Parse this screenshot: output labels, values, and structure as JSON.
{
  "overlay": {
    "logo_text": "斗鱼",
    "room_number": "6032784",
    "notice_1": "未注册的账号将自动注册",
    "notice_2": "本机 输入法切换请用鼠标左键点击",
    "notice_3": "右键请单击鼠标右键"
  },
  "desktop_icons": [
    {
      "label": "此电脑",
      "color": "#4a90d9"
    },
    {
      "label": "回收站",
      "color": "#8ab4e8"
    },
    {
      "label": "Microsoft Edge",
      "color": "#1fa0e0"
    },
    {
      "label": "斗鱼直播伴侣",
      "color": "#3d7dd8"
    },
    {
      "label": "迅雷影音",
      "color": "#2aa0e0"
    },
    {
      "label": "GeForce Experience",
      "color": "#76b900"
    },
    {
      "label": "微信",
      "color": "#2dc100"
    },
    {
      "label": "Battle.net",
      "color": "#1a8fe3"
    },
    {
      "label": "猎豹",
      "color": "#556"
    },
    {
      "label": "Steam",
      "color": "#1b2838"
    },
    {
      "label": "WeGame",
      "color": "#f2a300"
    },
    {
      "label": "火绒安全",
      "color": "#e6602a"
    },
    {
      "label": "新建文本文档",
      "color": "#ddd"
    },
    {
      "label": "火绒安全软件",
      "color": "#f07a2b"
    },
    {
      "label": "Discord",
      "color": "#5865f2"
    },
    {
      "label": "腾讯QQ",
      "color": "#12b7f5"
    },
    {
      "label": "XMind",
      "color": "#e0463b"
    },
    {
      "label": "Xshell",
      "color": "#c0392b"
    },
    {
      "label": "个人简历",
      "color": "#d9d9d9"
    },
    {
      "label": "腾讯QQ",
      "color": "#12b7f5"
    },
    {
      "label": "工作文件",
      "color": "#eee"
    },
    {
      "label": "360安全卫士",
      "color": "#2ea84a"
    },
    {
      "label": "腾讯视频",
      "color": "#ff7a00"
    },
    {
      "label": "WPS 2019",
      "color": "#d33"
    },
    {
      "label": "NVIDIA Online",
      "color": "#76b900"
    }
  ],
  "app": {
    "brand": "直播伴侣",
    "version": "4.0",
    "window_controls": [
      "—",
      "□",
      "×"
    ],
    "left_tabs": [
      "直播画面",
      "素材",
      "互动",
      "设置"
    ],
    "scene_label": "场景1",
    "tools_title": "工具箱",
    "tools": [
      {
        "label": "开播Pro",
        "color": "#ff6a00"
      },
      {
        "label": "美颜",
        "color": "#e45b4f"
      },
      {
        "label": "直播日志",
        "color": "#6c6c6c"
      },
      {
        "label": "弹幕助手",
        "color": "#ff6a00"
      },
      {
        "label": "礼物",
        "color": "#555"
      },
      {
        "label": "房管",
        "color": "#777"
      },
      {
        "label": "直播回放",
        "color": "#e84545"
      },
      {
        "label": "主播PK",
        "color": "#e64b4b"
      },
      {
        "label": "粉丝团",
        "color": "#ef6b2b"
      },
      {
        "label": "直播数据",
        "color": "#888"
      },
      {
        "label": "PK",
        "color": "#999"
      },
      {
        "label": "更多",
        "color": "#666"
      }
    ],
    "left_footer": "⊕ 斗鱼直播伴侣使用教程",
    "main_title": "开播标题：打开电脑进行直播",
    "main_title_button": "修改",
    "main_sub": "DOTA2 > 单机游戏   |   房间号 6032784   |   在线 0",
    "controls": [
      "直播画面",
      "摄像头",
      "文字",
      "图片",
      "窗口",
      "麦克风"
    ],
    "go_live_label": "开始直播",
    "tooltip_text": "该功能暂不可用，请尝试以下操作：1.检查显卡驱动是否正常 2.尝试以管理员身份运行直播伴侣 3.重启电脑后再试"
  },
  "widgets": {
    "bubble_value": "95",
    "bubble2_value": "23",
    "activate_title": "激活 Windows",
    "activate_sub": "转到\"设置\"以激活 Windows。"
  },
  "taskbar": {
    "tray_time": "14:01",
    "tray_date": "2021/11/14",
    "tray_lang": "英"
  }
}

● EXERCISE GOAL:
Copy out every line of the data that includes the word "Windows".

● COMPLETE ANSWER:
    "activate_title": "激活 Windows",
    "activate_sub": "转到\"设置\"以激活 Windows。"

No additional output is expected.